* GIVEN TASK
Restate the entries below word for word, omitting nothing.

>>

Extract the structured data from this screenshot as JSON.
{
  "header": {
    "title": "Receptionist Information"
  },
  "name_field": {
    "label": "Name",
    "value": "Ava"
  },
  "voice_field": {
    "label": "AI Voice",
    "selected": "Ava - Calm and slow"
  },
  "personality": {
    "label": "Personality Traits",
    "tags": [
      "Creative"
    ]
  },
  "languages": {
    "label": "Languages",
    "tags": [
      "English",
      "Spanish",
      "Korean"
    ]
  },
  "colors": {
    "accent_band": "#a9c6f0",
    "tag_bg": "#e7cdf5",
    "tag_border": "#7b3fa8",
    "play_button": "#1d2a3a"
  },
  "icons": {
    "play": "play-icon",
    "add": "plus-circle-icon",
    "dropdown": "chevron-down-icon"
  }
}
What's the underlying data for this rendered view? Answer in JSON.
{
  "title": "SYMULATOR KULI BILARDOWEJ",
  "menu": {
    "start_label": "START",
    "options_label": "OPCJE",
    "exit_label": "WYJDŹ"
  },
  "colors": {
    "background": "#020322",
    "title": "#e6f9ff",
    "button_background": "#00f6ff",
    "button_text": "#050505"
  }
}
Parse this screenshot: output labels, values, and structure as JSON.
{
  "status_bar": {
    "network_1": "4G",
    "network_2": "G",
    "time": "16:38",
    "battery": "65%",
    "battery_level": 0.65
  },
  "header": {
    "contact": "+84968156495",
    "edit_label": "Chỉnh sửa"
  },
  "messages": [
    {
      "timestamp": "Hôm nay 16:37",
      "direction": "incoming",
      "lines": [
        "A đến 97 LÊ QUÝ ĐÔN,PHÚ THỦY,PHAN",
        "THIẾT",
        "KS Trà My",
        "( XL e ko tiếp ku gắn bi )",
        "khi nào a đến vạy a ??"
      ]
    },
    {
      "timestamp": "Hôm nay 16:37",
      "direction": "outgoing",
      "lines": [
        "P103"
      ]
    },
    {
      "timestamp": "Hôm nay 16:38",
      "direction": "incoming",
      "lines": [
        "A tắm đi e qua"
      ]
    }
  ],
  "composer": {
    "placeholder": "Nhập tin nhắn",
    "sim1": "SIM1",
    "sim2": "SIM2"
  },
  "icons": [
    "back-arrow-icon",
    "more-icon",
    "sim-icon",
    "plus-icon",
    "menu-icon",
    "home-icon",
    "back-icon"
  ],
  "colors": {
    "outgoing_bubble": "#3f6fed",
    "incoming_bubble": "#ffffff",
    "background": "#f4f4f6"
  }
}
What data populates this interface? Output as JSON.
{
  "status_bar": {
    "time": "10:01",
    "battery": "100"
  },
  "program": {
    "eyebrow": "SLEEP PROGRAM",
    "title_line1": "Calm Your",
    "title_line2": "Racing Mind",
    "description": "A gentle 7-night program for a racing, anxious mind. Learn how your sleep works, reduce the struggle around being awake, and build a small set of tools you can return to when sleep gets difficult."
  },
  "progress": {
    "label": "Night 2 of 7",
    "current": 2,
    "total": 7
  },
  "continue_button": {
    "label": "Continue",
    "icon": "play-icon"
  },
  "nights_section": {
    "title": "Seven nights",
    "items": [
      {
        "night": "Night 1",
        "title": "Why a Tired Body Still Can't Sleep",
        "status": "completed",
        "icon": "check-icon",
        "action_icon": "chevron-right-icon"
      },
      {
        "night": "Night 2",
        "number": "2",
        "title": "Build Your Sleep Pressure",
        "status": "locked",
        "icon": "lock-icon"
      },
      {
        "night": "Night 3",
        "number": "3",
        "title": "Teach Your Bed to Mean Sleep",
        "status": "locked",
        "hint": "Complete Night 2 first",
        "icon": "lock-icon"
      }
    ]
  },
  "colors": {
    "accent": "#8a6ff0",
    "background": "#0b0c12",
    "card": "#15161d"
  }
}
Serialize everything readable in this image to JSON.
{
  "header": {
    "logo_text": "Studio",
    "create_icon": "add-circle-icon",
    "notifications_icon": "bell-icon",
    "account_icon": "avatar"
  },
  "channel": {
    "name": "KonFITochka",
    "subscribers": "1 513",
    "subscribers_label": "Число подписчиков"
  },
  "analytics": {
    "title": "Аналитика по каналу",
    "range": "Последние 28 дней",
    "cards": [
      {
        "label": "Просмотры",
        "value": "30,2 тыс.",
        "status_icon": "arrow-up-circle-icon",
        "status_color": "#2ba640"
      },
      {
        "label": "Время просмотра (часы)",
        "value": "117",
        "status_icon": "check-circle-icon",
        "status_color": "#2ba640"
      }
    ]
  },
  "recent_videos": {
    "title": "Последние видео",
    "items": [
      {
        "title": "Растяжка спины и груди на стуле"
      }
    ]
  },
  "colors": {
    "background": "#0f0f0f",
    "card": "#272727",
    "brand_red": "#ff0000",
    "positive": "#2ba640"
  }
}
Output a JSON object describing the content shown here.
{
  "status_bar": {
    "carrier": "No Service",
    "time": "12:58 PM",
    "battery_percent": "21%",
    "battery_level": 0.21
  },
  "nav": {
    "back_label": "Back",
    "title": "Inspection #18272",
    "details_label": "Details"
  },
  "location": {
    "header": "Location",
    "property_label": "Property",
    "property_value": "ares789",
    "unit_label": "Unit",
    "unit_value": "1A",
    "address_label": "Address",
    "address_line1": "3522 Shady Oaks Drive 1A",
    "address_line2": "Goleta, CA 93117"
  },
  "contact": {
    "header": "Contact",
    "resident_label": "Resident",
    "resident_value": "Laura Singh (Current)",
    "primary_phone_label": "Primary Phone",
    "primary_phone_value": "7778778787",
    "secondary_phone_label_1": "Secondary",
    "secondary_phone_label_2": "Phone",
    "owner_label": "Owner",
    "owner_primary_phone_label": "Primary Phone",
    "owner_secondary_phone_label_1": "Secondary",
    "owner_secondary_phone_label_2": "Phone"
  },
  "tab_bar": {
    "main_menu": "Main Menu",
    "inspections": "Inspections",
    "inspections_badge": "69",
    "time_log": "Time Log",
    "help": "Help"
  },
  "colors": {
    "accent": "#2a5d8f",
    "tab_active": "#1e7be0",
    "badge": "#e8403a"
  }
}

<<

* TASK RESPONSE
Extract the structured data from this screenshot as JSON.
{
  "header": {
    "title": "Receptionist Information"
  },
  "name_field": {
    "label": "Name",
    "value": "Ava"
  },
  "voice_field": {
    "label": "AI Voice",
    "selected": "Ava - Calm and slow"
  },
  "personality": {
    "label": "Personality Traits",
    "tags": [
      "Creative"
    ]
  },
  "languages": {
    "label": "Languages",
    "tags": [
      "English",
      "Spanish",
      "Korean"
    ]
  },
  "colors": {
    "accent_band": "#a9c6f0",
    "tag_bg": "#e7cdf5",
    "tag_border": "#7b3fa8",
    "play_button": "#1d2a3a"
  },
  "icons": {
    "play": "play-icon",
    "add": "plus-circle-icon",
    "dropdown": "chevron-down-icon"
  }
}
What's the underlying data for this rendered view? Answer in JSON.
{
  "title": "SYMULATOR KULI BILARDOWEJ",
  "menu": {
    "start_label": "START",
    "options_label": "OPCJE",
    "exit_label": "WYJDŹ"
  },
  "colors": {
    "background": "#020322",
    "title": "#e6f9ff",
    "button_background": "#00f6ff",
    "button_text": "#050505"
  }
}
Parse this screenshot: output labels, values, and structure as JSON.
{
  "status_bar": {
    "network_1": "4G",
    "network_2": "G",
    "time": "16:38",
    "battery": "65%",
    "battery_level": 0.65
  },
  "header": {
    "contact": "+84968156495",
    "edit_label": "Chỉnh sửa"
  },
  "messages": [
    {
      "timestamp": "Hôm nay 16:37",
      "direction": "incoming",
      "lines": [
        "A đến 97 LÊ QUÝ ĐÔN,PHÚ THỦY,PHAN",
        "THIẾT",
        "KS Trà My",
        "( XL e ko tiếp ku gắn bi )",
        "khi nào a đến vạy a ??"
      ]
    },
    {
      "timestamp": "Hôm nay 16:37",
      "direction": "outgoing",
      "lines": [
        "P103"
      ]
    },
    {
      "timestamp": "Hôm nay 16:38",
      "direction": "incoming",
      "lines": [
        "A tắm đi e qua"
      ]
    }
  ],
  "composer": {
    "placeholder": "Nhập tin nhắn",
    "sim1": "SIM1",
    "sim2": "SIM2"
  },
  "icons": [
    "back-arrow-icon",
    "more-icon",
    "sim-icon",
    "plus-icon",
    "menu-icon",
    "home-icon",
    "back-icon"
  ],
  "colors": {
    "outgoing_bubble": "#3f6fed",
    "incoming_bubble": "#ffffff",
    "background": "#f4f4f6"
  }
}
What data populates this interface? Output as JSON.
{
  "status_bar": {
    "time": "10:01",
    "battery": "100"
  },
  "program": {
    "eyebrow": "SLEEP PROGRAM",
    "title_line1": "Calm Your",
    "title_line2": "Racing Mind",
    "description": "A gentle 7-night program for a racing, anxious mind. Learn how your sleep works, reduce the struggle around being awake, and build a small set of tools you can return to when sleep gets difficult."
  },
  "progress": {
    "label": "Night 2 of 7",
    "current": 2,
    "total": 7
  },
  "continue_button": {
    "label": "Continue",
    "icon": "play-icon"
  },
  "nights_section": {
    "title": "Seven nights",
    "items": [
      {
        "night": "Night 1",
        "title": "Why a Tired Body Still Can't Sleep",
        "status": "completed",
        "icon": "check-icon",
        "action_icon": "chevron-right-icon"
      },
      {
        "night": "Night 2",
        "number": "2",
        "title": "Build Your Sleep Pressure",
        "status": "locked",
        "icon": "lock-icon"
      },
      {
        "night": "Night 3",
        "number": "3",
        "title": "Teach Your Bed to Mean Sleep",
        "status": "locked",
        "hint": "Complete Night 2 first",
        "icon": "lock-icon"
      }
    ]
  },
  "colors": {
    "accent": "#8a6ff0",
    "background": "#0b0c12",
    "card": "#15161d"
  }
}
Serialize everything readable in this image to JSON.
{
  "header": {
    "logo_text": "Studio",
    "create_icon": "add-circle-icon",
    "notifications_icon": "bell-icon",
    "account_icon": "avatar"
  },
  "channel": {
    "name": "KonFITochka",
    "subscribers": "1 513",
    "subscribers_label": "Число подписчиков"
  },
  "analytics": {
    "title": "Аналитика по каналу",
    "range": "Последние 28 дней",
    "cards": [
      {
        "label": "Просмотры",
        "value": "30,2 тыс.",
        "status_icon": "arrow-up-circle-icon",
        "status_color": "#2ba640"
      },
      {
        "label": "Время просмотра (часы)",
        "value": "117",
        "status_icon": "check-circle-icon",
        "status_color": "#2ba640"
      }
    ]
  },
  "recent_videos": {
    "title": "Последние видео",
    "items": [
      {
        "title": "Растяжка спины и груди на стуле"
      }
    ]
  },
  "colors": {
    "background": "#0f0f0f",
    "card": "#272727",
    "brand_red": "#ff0000",
    "positive": "#2ba640"
  }
}
Output a JSON object describing the content shown here.
{
  "status_bar": {
    "carrier": "No Service",
    "time": "12:58 PM",
    "battery_percent": "21%",
    "battery_level": 0.21
  },
  "nav": {
    "back_label": "Back",
    "title": "Inspection #18272",
    "details_label": "Details"
  },
  "location": {
    "header": "Location",
    "property_label": "Property",
    "property_value": "ares789",
    "unit_label": "Unit",
    "unit_value": "1A",
    "address_label": "Address",
    "address_line1": "3522 Shady Oaks Drive 1A",
    "address_line2": "Goleta, CA 93117"
  },
  "contact": {
    "header": "Contact",
    "resident_label": "Resident",
    "resident_value": "Laura Singh (Current)",
    "primary_phone_label": "Primary Phone",
    "primary_phone_value": "7778778787",
    "secondary_phone_label_1": "Secondary",
    "secondary_phone_label_2": "Phone",
    "owner_label": "Owner",
    "owner_primary_phone_label": "Primary Phone",
    "owner_secondary_phone_label_1": "Secondary",
    "owner_secondary_phone_label_2": "Phone"
  },
  "tab_bar": {
    "main_menu": "Main Menu",
    "inspections": "Inspections",
    "inspections_badge": "69",
    "time_log": "Time Log",
    "help": "Help"
  },
  "colors": {
    "accent": "#2a5d8f",
    "tab_active": "#1e7be0",
    "badge": "#e8403a"
  }
}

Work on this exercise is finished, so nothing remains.